§ **Task description**:
Return the material word for word. Do not include the pictures.

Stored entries
..........
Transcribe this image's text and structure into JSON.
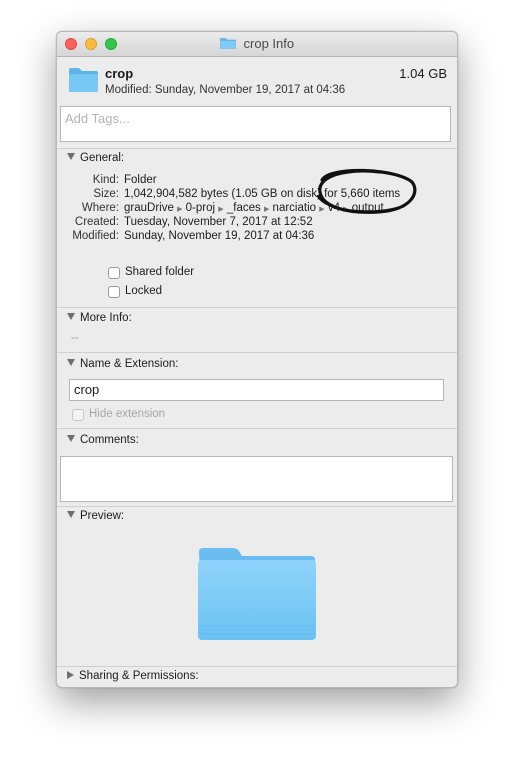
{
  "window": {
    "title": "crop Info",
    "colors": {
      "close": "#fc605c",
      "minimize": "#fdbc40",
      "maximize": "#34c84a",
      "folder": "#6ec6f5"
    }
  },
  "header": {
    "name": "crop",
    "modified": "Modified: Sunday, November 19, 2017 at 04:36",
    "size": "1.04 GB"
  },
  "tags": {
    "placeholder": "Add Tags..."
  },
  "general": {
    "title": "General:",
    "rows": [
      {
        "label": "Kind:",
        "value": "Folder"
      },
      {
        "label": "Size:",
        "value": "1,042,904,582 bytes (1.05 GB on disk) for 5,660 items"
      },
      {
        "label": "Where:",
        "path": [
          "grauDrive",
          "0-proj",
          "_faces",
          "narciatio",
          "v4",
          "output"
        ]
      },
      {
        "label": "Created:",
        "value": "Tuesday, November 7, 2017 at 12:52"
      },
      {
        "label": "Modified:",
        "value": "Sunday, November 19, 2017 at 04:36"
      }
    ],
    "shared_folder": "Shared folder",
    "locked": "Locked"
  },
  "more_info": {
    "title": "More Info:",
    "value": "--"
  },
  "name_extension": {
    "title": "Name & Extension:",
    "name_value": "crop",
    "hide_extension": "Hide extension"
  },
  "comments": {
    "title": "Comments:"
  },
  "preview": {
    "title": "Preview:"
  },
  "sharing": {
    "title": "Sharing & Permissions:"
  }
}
..........
§ **Result of this task**:
Transcribe this image's text and structure into JSON.
{
  "window": {
    "title": "crop Info",
    "colors": {
      "close": "#fc605c",
      "minimize": "#fdbc40",
      "maximize": "#34c84a",
      "folder": "#6ec6f5"
    }
  },
  "header": {
    "name": "crop",
    "modified": "Modified: Sunday, November 19, 2017 at 04:36",
    "size": "1.04 GB"
  },
  "tags": {
    "placeholder": "Add Tags..."
  },
  "general": {
    "title": "General:",
    "rows": [
      {
        "label": "Kind:",
        "value": "Folder"
      },
      {
        "label": "Size:",
        "value": "1,042,904,582 bytes (1.05 GB on disk) for 5,660 items"
      },
      {
        "label": "Where:",
        "path": [
          "grauDrive",
          "0-proj",
          "_faces",
          "narciatio",
          "v4",
          "output"
        ]
      },
      {
        "label": "Created:",
        "value": "Tuesday, November 7, 2017 at 12:52"
      },
      {
        "label": "Modified:",
        "value": "Sunday, November 19, 2017 at 04:36"
      }
    ],
    "shared_folder": "Shared folder",
    "locked": "Locked"
  },
  "more_info": {
    "title": "More Info:",
    "value": "--"
  },
  "name_extension": {
    "title": "Name & Extension:",
    "name_value": "crop",
    "hide_extension": "Hide extension"
  },
  "comments": {
    "title": "Comments:"
  },
  "preview": {
    "title": "Preview:"
  },
  "sharing": {
    "title": "Sharing & Permissions:"
  }
}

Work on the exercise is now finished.